- _Work to do_
Search the material below for the word "absurde". Copy every line that has it.

- _Data listing_
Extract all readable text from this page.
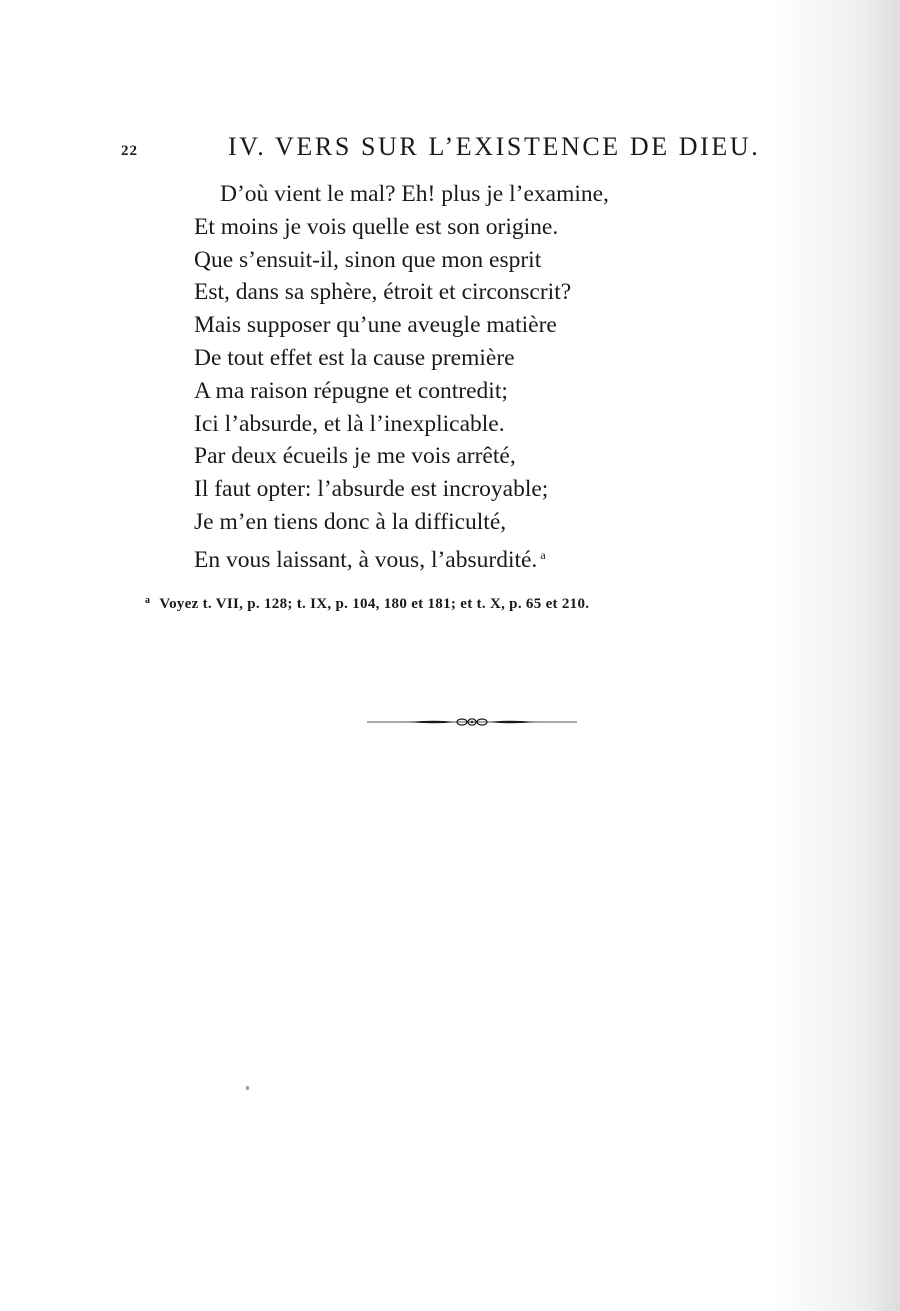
22	IV. VERS SUR L’EXISTENCE DE DIEU.
D’où vient le mal? Eh! plus je l’examine,
Et moins je vois quelle est son origine.
Que s’ensuit-il, sinon que mon esprit
Est, dans sa sphère, étroit et circonscrit?
Mais supposer qu’une aveugle matière
De tout effet est la cause première
A ma raison répugne et contredit;
Ici l’absurde, et là l’inexplicable.
Par deux écueils je me vois arrêté,
Il faut opter: l’absurde est incroyable;
Je m’en tiens donc à la difficulté,
En vous laissant, à vous, l’absurdité. $^a$
$^a$ Voyez t. VII, p. 128; t. IX, p. 104, 180 et 181; et t. X, p. 65 et 210.
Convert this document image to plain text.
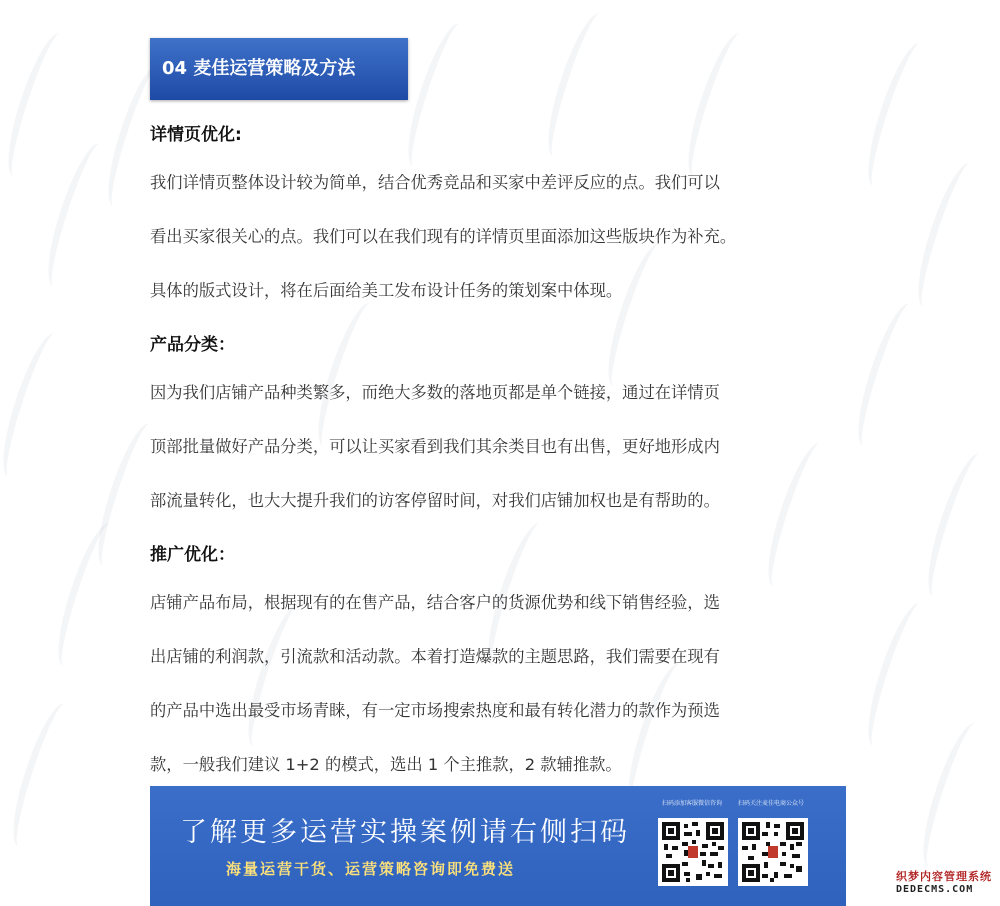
04 麦佳运营策略及方法
详情页优化:
我们详情页整体设计较为简单，结合优秀竞品和买家中差评反应的点。我们可以
看出买家很关心的点。我们可以在我们现有的详情页里面添加这些版块作为补充。
具体的版式设计，将在后面给美工发布设计任务的策划案中体现。
产品分类：
因为我们店铺产品种类繁多，而绝大多数的落地页都是单个链接，通过在详情页
顶部批量做好产品分类，可以让买家看到我们其余类目也有出售，更好地形成内
部流量转化，也大大提升我们的访客停留时间，对我们店铺加权也是有帮助的。
推广优化：
店铺产品布局，根据现有的在售产品，结合客户的货源优势和线下销售经验，选
出店铺的利润款，引流款和活动款。本着打造爆款的主题思路，我们需要在现有
的产品中选出最受市场青睐，有一定市场搜索热度和最有转化潜力的款作为预选
款，一般我们建议 1+2 的模式，选出 1 个主推款，2 款辅推款。
了解更多运营实操案例请右侧扫码
海量运营干货、运营策略咨询即免费送
扫码添加客服微信咨询	扫码关注麦佳电商公众号
织梦内容管理系统
DEDECMS.COM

- _Correct answer_
Ici l’absurde, et là l’inexplicable.
Il faut opter: l’absurde est incroyable;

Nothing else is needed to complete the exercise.